Items from a data source>
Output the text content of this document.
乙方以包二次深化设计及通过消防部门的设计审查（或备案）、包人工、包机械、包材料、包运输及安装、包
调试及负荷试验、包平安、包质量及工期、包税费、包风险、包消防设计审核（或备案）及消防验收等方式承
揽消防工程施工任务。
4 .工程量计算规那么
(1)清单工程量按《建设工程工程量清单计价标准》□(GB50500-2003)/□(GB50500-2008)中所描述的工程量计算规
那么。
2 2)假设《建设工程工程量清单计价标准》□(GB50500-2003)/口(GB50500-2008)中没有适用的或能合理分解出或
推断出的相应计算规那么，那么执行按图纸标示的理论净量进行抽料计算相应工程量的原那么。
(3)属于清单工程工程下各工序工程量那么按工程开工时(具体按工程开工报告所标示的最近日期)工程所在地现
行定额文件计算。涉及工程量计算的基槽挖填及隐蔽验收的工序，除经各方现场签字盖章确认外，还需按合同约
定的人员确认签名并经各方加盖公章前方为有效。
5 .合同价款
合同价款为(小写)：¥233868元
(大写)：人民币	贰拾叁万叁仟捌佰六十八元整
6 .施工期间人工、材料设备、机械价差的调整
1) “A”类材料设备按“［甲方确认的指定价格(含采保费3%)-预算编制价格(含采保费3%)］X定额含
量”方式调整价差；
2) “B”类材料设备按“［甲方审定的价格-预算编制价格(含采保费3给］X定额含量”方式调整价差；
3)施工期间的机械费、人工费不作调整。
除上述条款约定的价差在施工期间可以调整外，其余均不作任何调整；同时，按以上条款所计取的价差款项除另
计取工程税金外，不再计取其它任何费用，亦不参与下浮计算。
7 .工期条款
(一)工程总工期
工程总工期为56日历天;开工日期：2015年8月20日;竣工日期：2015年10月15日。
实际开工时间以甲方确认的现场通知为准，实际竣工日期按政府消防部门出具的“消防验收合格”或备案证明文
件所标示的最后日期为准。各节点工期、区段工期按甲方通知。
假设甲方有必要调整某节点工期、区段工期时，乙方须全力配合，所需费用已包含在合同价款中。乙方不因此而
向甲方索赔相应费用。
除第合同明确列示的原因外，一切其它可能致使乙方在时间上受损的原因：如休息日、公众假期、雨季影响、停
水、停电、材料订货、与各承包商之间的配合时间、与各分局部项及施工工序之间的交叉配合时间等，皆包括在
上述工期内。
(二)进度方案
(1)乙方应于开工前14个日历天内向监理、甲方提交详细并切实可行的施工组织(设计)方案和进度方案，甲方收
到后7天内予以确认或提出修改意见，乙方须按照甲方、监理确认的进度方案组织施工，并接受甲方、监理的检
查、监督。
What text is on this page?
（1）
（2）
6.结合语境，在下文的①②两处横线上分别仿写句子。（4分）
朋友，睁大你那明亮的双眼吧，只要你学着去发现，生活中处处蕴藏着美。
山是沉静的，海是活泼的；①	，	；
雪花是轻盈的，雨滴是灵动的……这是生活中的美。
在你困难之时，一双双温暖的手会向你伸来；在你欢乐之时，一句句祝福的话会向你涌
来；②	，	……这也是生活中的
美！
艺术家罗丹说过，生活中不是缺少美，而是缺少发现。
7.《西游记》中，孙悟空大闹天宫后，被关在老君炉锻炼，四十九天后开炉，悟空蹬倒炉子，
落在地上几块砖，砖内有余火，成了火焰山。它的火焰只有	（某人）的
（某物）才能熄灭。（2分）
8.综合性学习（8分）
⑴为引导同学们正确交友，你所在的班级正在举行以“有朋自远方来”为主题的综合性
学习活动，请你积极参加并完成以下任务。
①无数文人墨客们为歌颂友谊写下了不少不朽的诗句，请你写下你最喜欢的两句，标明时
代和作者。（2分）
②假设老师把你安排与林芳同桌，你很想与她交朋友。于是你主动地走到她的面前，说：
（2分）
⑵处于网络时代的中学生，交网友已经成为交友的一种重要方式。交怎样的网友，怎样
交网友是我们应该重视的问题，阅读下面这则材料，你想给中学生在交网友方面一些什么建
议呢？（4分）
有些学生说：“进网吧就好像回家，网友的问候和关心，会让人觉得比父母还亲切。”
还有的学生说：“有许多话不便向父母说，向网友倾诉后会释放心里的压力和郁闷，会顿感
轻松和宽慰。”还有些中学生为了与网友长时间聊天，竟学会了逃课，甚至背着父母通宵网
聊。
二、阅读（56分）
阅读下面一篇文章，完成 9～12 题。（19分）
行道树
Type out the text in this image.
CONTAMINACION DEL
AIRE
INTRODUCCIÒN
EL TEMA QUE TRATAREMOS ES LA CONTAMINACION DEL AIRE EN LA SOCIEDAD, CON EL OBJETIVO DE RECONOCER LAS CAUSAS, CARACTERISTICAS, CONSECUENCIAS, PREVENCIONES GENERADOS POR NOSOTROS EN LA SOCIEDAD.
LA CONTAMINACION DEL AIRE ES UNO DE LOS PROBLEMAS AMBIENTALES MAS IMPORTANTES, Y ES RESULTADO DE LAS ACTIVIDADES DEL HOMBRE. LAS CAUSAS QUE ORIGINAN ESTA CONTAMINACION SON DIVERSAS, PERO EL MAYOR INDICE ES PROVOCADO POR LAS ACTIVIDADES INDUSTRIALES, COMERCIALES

THE TASK> The records above should be repeated in full, exactly as given.

RESPONSE FOR THIS EXERCISE>
Output the text content of this document.
乙方以包二次深化设计及通过消防部门的设计审查（或备案）、包人工、包机械、包材料、包运输及安装、包
调试及负荷试验、包平安、包质量及工期、包税费、包风险、包消防设计审核（或备案）及消防验收等方式承
揽消防工程施工任务。
4 .工程量计算规那么
(1)清单工程量按《建设工程工程量清单计价标准》□(GB50500-2003)/□(GB50500-2008)中所描述的工程量计算规
那么。
2 2)假设《建设工程工程量清单计价标准》□(GB50500-2003)/口(GB50500-2008)中没有适用的或能合理分解出或
推断出的相应计算规那么，那么执行按图纸标示的理论净量进行抽料计算相应工程量的原那么。
(3)属于清单工程工程下各工序工程量那么按工程开工时(具体按工程开工报告所标示的最近日期)工程所在地现
行定额文件计算。涉及工程量计算的基槽挖填及隐蔽验收的工序，除经各方现场签字盖章确认外，还需按合同约
定的人员确认签名并经各方加盖公章前方为有效。
5 .合同价款
合同价款为(小写)：¥233868元
(大写)：人民币	贰拾叁万叁仟捌佰六十八元整
6 .施工期间人工、材料设备、机械价差的调整
1) “A”类材料设备按“［甲方确认的指定价格(含采保费3%)-预算编制价格(含采保费3%)］X定额含
量”方式调整价差；
2) “B”类材料设备按“［甲方审定的价格-预算编制价格(含采保费3给］X定额含量”方式调整价差；
3)施工期间的机械费、人工费不作调整。
除上述条款约定的价差在施工期间可以调整外，其余均不作任何调整；同时，按以上条款所计取的价差款项除另
计取工程税金外，不再计取其它任何费用，亦不参与下浮计算。
7 .工期条款
(一)工程总工期
工程总工期为56日历天;开工日期：2015年8月20日;竣工日期：2015年10月15日。
实际开工时间以甲方确认的现场通知为准，实际竣工日期按政府消防部门出具的“消防验收合格”或备案证明文
件所标示的最后日期为准。各节点工期、区段工期按甲方通知。
假设甲方有必要调整某节点工期、区段工期时，乙方须全力配合，所需费用已包含在合同价款中。乙方不因此而
向甲方索赔相应费用。
除第合同明确列示的原因外，一切其它可能致使乙方在时间上受损的原因：如休息日、公众假期、雨季影响、停
水、停电、材料订货、与各承包商之间的配合时间、与各分局部项及施工工序之间的交叉配合时间等，皆包括在
上述工期内。
(二)进度方案
(1)乙方应于开工前14个日历天内向监理、甲方提交详细并切实可行的施工组织(设计)方案和进度方案，甲方收
到后7天内予以确认或提出修改意见，乙方须按照甲方、监理确认的进度方案组织施工，并接受甲方、监理的检
查、监督。
What text is on this page?
（1）
（2）
6.结合语境，在下文的①②两处横线上分别仿写句子。（4分）
朋友，睁大你那明亮的双眼吧，只要你学着去发现，生活中处处蕴藏着美。
山是沉静的，海是活泼的；①	，	；
雪花是轻盈的，雨滴是灵动的……这是生活中的美。
在你困难之时，一双双温暖的手会向你伸来；在你欢乐之时，一句句祝福的话会向你涌
来；②	，	……这也是生活中的
美！
艺术家罗丹说过，生活中不是缺少美，而是缺少发现。
7.《西游记》中，孙悟空大闹天宫后，被关在老君炉锻炼，四十九天后开炉，悟空蹬倒炉子，
落在地上几块砖，砖内有余火，成了火焰山。它的火焰只有	（某人）的
（某物）才能熄灭。（2分）
8.综合性学习（8分）
⑴为引导同学们正确交友，你所在的班级正在举行以“有朋自远方来”为主题的综合性
学习活动，请你积极参加并完成以下任务。
①无数文人墨客们为歌颂友谊写下了不少不朽的诗句，请你写下你最喜欢的两句，标明时
代和作者。（2分）
②假设老师把你安排与林芳同桌，你很想与她交朋友。于是你主动地走到她的面前，说：
（2分）
⑵处于网络时代的中学生，交网友已经成为交友的一种重要方式。交怎样的网友，怎样
交网友是我们应该重视的问题，阅读下面这则材料，你想给中学生在交网友方面一些什么建
议呢？（4分）
有些学生说：“进网吧就好像回家，网友的问候和关心，会让人觉得比父母还亲切。”
还有的学生说：“有许多话不便向父母说，向网友倾诉后会释放心里的压力和郁闷，会顿感
轻松和宽慰。”还有些中学生为了与网友长时间聊天，竟学会了逃课，甚至背着父母通宵网
聊。
二、阅读（56分）
阅读下面一篇文章，完成 9～12 题。（19分）
行道树
Type out the text in this image.
CONTAMINACION DEL
AIRE
INTRODUCCIÒN
EL TEMA QUE TRATAREMOS ES LA CONTAMINACION DEL AIRE EN LA SOCIEDAD, CON EL OBJETIVO DE RECONOCER LAS CAUSAS, CARACTERISTICAS, CONSECUENCIAS, PREVENCIONES GENERADOS POR NOSOTROS EN LA SOCIEDAD.
LA CONTAMINACION DEL AIRE ES UNO DE LOS PROBLEMAS AMBIENTALES MAS IMPORTANTES, Y ES RESULTADO DE LAS ACTIVIDADES DEL HOMBRE. LAS CAUSAS QUE ORIGINAN ESTA CONTAMINACION SON DIVERSAS, PERO EL MAYOR INDICE ES PROVOCADO POR LAS ACTIVIDADES INDUSTRIALES, COMERCIALES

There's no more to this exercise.